YOUR INSTRUCTIONS - Of the lines in the listing, how many include the string "đăng"? Write the number and nothing else.

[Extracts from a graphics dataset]

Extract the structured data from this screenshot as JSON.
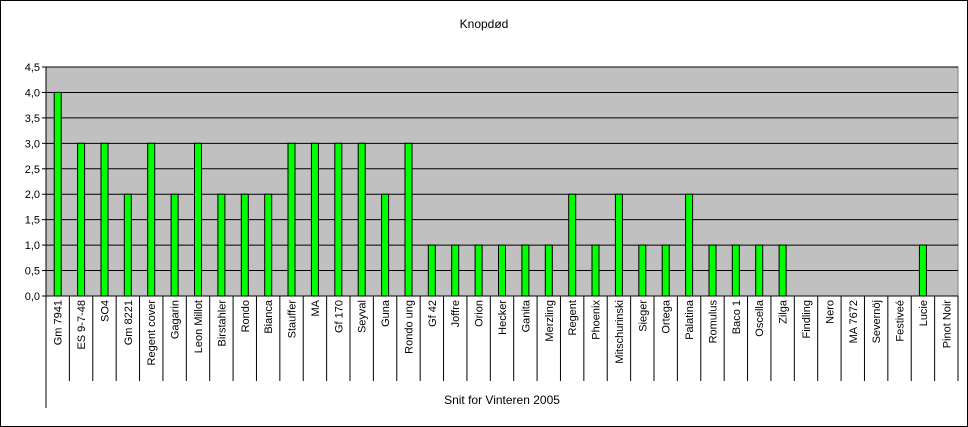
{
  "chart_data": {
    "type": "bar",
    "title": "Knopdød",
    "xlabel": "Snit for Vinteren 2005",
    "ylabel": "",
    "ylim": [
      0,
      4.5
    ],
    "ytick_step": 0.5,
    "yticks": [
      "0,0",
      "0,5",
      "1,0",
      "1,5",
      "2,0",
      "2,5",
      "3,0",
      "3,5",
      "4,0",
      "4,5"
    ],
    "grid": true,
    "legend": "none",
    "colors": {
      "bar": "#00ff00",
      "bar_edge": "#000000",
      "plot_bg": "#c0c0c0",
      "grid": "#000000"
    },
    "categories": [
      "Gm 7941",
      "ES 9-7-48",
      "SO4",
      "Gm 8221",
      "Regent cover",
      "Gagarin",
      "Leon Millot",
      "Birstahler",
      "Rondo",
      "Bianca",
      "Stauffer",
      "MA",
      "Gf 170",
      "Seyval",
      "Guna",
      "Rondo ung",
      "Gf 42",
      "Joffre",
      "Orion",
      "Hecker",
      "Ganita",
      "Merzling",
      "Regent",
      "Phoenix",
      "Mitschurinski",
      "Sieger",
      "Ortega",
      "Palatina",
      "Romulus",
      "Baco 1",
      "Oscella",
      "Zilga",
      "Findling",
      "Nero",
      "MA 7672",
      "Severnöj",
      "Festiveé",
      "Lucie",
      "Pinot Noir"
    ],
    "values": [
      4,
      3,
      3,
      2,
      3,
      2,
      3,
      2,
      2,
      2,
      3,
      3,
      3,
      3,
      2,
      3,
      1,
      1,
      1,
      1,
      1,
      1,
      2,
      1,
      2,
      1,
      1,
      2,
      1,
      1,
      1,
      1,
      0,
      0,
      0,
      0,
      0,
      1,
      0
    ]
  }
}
* * *
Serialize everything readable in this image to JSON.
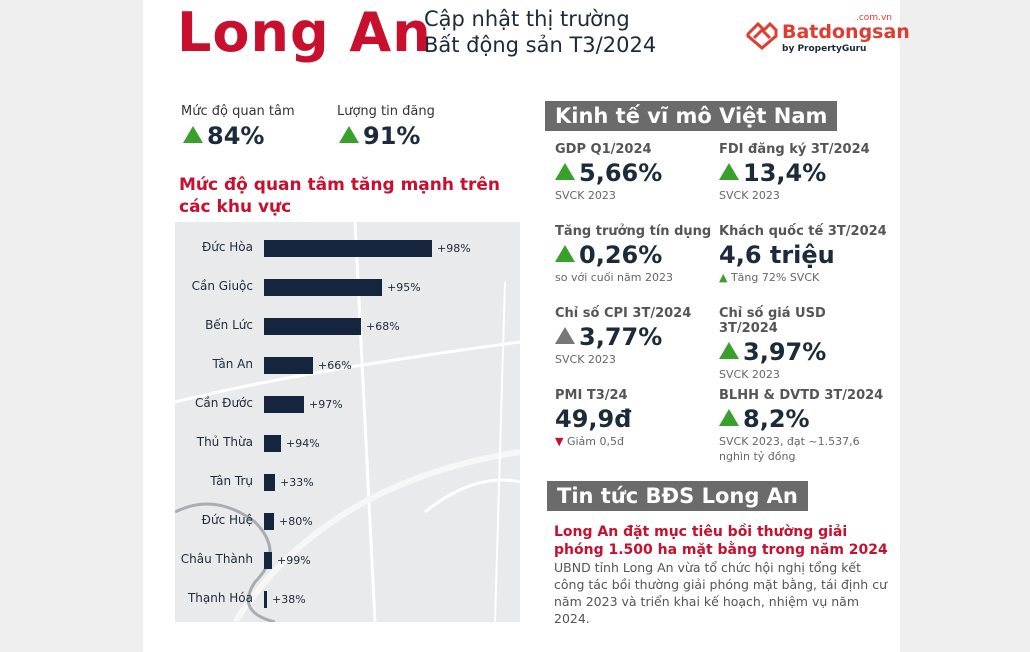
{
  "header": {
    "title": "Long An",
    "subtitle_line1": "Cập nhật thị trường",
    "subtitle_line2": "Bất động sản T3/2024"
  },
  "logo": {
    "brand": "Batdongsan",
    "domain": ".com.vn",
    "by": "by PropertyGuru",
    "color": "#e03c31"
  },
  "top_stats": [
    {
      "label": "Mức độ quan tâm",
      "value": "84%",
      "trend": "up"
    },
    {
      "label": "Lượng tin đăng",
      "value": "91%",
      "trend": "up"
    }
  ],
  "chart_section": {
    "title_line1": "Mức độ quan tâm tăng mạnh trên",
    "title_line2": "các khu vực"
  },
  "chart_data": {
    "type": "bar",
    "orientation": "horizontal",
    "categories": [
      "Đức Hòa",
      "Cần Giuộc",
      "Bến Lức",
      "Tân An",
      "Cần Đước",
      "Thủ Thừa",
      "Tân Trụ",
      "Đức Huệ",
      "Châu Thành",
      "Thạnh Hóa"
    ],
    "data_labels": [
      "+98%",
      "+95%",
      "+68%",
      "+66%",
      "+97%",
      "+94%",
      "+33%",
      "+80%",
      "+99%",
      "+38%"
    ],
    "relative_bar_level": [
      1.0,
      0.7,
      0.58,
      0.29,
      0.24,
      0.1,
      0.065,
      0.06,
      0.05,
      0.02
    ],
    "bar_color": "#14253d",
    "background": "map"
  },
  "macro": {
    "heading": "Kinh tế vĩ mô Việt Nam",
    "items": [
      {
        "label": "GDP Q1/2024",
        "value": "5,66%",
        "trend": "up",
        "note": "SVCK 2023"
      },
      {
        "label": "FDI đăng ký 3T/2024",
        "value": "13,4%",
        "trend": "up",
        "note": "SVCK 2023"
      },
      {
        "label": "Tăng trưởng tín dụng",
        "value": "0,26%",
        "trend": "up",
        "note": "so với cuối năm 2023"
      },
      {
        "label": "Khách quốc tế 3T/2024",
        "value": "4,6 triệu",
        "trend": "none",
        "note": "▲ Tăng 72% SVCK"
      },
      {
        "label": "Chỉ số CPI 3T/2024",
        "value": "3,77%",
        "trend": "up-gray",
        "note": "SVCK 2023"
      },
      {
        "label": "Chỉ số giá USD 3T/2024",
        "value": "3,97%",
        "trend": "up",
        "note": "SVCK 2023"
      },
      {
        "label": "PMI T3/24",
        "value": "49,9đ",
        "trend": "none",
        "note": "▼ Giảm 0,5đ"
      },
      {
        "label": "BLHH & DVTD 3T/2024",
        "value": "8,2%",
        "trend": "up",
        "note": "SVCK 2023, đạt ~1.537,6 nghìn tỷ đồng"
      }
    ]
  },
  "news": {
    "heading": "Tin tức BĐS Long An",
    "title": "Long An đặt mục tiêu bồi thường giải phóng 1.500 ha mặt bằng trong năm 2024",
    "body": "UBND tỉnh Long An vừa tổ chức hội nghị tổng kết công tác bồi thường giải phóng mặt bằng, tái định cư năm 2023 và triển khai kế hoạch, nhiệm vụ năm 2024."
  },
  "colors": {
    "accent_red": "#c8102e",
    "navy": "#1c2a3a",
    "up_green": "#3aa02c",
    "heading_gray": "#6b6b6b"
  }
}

TASK ANSWER - 2